### [The problem]
In the items below, switch every "left-xtick-label" to "left-x-tick-label" and leave everything else as it is.
---
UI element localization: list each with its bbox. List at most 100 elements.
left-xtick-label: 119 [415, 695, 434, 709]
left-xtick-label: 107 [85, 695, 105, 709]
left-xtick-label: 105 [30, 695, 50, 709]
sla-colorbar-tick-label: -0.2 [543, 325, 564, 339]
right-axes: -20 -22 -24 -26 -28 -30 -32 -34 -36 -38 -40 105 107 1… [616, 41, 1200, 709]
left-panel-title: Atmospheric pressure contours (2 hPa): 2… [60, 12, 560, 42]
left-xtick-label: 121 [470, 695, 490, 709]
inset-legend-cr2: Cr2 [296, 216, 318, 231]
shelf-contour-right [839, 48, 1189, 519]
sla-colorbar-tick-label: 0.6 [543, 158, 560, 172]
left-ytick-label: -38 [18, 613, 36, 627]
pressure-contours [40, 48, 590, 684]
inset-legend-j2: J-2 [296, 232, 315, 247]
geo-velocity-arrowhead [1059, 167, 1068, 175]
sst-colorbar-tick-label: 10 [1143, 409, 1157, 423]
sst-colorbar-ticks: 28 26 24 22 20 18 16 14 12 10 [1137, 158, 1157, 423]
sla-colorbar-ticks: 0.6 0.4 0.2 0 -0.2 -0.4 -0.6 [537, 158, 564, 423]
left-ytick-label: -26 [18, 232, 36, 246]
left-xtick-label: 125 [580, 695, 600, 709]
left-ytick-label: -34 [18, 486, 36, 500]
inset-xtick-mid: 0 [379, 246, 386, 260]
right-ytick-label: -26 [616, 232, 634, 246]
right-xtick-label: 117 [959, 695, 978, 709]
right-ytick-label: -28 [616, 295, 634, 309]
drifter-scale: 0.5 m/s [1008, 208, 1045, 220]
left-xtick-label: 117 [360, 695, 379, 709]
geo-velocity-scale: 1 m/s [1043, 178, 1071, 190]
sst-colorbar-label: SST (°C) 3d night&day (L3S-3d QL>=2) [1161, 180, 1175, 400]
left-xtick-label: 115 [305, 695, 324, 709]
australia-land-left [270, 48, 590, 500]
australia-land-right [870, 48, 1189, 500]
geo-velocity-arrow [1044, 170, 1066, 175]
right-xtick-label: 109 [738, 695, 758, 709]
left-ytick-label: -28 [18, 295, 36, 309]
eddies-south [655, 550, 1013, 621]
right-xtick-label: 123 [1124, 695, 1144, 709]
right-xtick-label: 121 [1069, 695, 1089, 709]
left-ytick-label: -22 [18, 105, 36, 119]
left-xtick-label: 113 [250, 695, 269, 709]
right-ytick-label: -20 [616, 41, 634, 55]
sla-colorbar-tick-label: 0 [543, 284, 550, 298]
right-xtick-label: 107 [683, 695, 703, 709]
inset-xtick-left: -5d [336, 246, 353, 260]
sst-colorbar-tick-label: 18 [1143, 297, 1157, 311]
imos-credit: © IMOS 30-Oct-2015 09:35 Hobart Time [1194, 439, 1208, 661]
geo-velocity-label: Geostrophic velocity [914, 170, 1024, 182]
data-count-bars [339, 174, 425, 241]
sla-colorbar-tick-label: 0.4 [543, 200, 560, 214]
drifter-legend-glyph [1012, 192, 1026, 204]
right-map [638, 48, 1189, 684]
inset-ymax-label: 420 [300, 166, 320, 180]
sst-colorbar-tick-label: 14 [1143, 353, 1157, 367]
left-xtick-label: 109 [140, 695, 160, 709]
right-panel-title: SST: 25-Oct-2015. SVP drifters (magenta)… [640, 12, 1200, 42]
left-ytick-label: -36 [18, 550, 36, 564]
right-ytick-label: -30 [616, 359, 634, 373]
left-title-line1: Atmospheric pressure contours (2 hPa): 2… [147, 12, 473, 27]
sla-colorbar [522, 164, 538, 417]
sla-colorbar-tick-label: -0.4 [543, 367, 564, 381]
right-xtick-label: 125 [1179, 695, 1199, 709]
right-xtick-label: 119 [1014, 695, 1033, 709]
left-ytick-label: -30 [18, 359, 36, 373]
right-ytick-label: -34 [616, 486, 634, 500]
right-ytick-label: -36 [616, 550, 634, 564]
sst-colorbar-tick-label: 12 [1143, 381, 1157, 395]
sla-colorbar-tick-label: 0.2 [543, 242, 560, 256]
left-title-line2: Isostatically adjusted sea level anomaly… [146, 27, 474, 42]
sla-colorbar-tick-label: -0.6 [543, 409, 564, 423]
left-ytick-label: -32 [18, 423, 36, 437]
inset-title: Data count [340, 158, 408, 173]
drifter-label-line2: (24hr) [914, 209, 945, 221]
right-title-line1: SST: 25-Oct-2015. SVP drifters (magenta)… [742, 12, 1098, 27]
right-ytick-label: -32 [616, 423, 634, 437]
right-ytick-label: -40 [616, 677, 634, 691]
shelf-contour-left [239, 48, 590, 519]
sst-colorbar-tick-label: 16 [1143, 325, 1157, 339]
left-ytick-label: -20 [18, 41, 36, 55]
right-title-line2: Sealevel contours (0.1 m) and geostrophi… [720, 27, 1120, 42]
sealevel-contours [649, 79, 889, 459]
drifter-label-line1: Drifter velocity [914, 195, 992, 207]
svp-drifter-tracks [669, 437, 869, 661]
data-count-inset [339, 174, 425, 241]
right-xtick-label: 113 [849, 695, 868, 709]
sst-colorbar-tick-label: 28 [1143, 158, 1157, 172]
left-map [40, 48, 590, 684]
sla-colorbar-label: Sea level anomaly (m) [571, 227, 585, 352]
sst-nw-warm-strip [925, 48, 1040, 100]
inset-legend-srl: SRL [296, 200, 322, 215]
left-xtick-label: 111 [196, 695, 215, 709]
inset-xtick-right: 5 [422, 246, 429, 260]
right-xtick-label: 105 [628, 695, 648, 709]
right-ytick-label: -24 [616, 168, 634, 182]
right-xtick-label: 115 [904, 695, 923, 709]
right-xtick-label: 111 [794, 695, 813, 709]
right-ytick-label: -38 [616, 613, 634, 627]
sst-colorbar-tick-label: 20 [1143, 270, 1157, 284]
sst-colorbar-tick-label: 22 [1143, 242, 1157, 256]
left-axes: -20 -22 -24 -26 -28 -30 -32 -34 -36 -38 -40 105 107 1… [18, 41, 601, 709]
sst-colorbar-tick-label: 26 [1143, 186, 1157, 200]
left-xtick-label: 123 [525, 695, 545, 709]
---
### [Output for this task]
UI element localization: list each with its bbox. List at most 100 elements.
left-x-tick-label: 119 [415, 695, 434, 709]
left-x-tick-label: 107 [85, 695, 105, 709]
left-x-tick-label: 105 [30, 695, 50, 709]
sla-colorbar-tick-label: -0.2 [543, 325, 564, 339]
right-axes: -20 -22 -24 -26 -28 -30 -32 -34 -36 -38 -40 105 107 1… [616, 41, 1200, 709]
left-panel-title: Atmospheric pressure contours (2 hPa): 2… [60, 12, 560, 42]
left-x-tick-label: 121 [470, 695, 490, 709]
inset-legend-cr2: Cr2 [296, 216, 318, 231]
shelf-contour-right [839, 48, 1189, 519]
sla-colorbar-tick-label: 0.6 [543, 158, 560, 172]
left-ytick-label: -38 [18, 613, 36, 627]
pressure-contours [40, 48, 590, 684]
inset-legend-j2: J-2 [296, 232, 315, 247]
geo-velocity-arrowhead [1059, 167, 1068, 175]
sst-colorbar-tick-label: 10 [1143, 409, 1157, 423]
sst-colorbar-ticks: 28 26 24 22 20 18 16 14 12 10 [1137, 158, 1157, 423]
sla-colorbar-ticks: 0.6 0.4 0.2 0 -0.2 -0.4 -0.6 [537, 158, 564, 423]
left-ytick-label: -26 [18, 232, 36, 246]
left-x-tick-label: 125 [580, 695, 600, 709]
left-ytick-label: -34 [18, 486, 36, 500]
inset-xtick-mid: 0 [379, 246, 386, 260]
right-ytick-label: -26 [616, 232, 634, 246]
right-xtick-label: 117 [959, 695, 978, 709]
right-ytick-label: -28 [616, 295, 634, 309]
drifter-scale: 0.5 m/s [1008, 208, 1045, 220]
left-x-tick-label: 117 [360, 695, 379, 709]
geo-velocity-scale: 1 m/s [1043, 178, 1071, 190]
sst-colorbar-label: SST (°C) 3d night&day (L3S-3d QL>=2) [1161, 180, 1175, 400]
left-x-tick-label: 115 [305, 695, 324, 709]
australia-land-left [270, 48, 590, 500]
australia-land-right [870, 48, 1189, 500]
geo-velocity-arrow [1044, 170, 1066, 175]
right-xtick-label: 109 [738, 695, 758, 709]
left-ytick-label: -28 [18, 295, 36, 309]
eddies-south [655, 550, 1013, 621]
right-xtick-label: 123 [1124, 695, 1144, 709]
right-xtick-label: 121 [1069, 695, 1089, 709]
left-ytick-label: -22 [18, 105, 36, 119]
left-x-tick-label: 113 [250, 695, 269, 709]
right-ytick-label: -20 [616, 41, 634, 55]
sla-colorbar-tick-label: 0 [543, 284, 550, 298]
right-xtick-label: 107 [683, 695, 703, 709]
inset-xtick-left: -5d [336, 246, 353, 260]
sst-colorbar-tick-label: 18 [1143, 297, 1157, 311]
imos-credit: © IMOS 30-Oct-2015 09:35 Hobart Time [1194, 439, 1208, 661]
geo-velocity-label: Geostrophic velocity [914, 170, 1024, 182]
data-count-bars [339, 174, 425, 241]
sla-colorbar-tick-label: 0.4 [543, 200, 560, 214]
drifter-legend-glyph [1012, 192, 1026, 204]
right-map [638, 48, 1189, 684]
inset-ymax-label: 420 [300, 166, 320, 180]
sst-colorbar-tick-label: 14 [1143, 353, 1157, 367]
left-x-tick-label: 109 [140, 695, 160, 709]
right-panel-title: SST: 25-Oct-2015. SVP drifters (magenta)… [640, 12, 1200, 42]
left-ytick-label: -36 [18, 550, 36, 564]
right-ytick-label: -30 [616, 359, 634, 373]
left-title-line1: Atmospheric pressure contours (2 hPa): 2… [147, 12, 473, 27]
sla-colorbar [522, 164, 538, 417]
sla-colorbar-tick-label: -0.4 [543, 367, 564, 381]
right-xtick-label: 125 [1179, 695, 1199, 709]
right-xtick-label: 119 [1014, 695, 1033, 709]
left-ytick-label: -30 [18, 359, 36, 373]
right-ytick-label: -34 [616, 486, 634, 500]
right-ytick-label: -36 [616, 550, 634, 564]
sst-colorbar-tick-label: 12 [1143, 381, 1157, 395]
sla-colorbar-tick-label: 0.2 [543, 242, 560, 256]
left-title-line2: Isostatically adjusted sea level anomaly… [146, 27, 474, 42]
sla-colorbar-tick-label: -0.6 [543, 409, 564, 423]
left-ytick-label: -32 [18, 423, 36, 437]
inset-title: Data count [340, 158, 408, 173]
drifter-label-line2: (24hr) [914, 209, 945, 221]
right-title-line1: SST: 25-Oct-2015. SVP drifters (magenta)… [742, 12, 1098, 27]
right-ytick-label: -32 [616, 423, 634, 437]
right-ytick-label: -40 [616, 677, 634, 691]
shelf-contour-left [239, 48, 590, 519]
sst-colorbar-tick-label: 16 [1143, 325, 1157, 339]
left-ytick-label: -20 [18, 41, 36, 55]
right-title-line2: Sealevel contours (0.1 m) and geostrophi… [720, 27, 1120, 42]
sealevel-contours [649, 79, 889, 459]
drifter-label-line1: Drifter velocity [914, 195, 992, 207]
svp-drifter-tracks [669, 437, 869, 661]
data-count-inset [339, 174, 425, 241]
right-xtick-label: 113 [849, 695, 868, 709]
sst-colorbar-tick-label: 28 [1143, 158, 1157, 172]
left-map [40, 48, 590, 684]
sla-colorbar-label: Sea level anomaly (m) [571, 227, 585, 352]
sst-nw-warm-strip [925, 48, 1040, 100]
inset-legend-srl: SRL [296, 200, 322, 215]
left-x-tick-label: 111 [196, 695, 215, 709]
inset-xtick-right: 5 [422, 246, 429, 260]
right-xtick-label: 105 [628, 695, 648, 709]
right-ytick-label: -24 [616, 168, 634, 182]
right-xtick-label: 115 [904, 695, 923, 709]
right-xtick-label: 111 [794, 695, 813, 709]
right-ytick-label: -38 [616, 613, 634, 627]
sst-colorbar-tick-label: 20 [1143, 270, 1157, 284]
sst-colorbar-tick-label: 22 [1143, 242, 1157, 256]
left-axes: -20 -22 -24 -26 -28 -30 -32 -34 -36 -38 -40 105 107 1… [18, 41, 601, 709]
sst-colorbar-tick-label: 26 [1143, 186, 1157, 200]
left-x-tick-label: 123 [525, 695, 545, 709]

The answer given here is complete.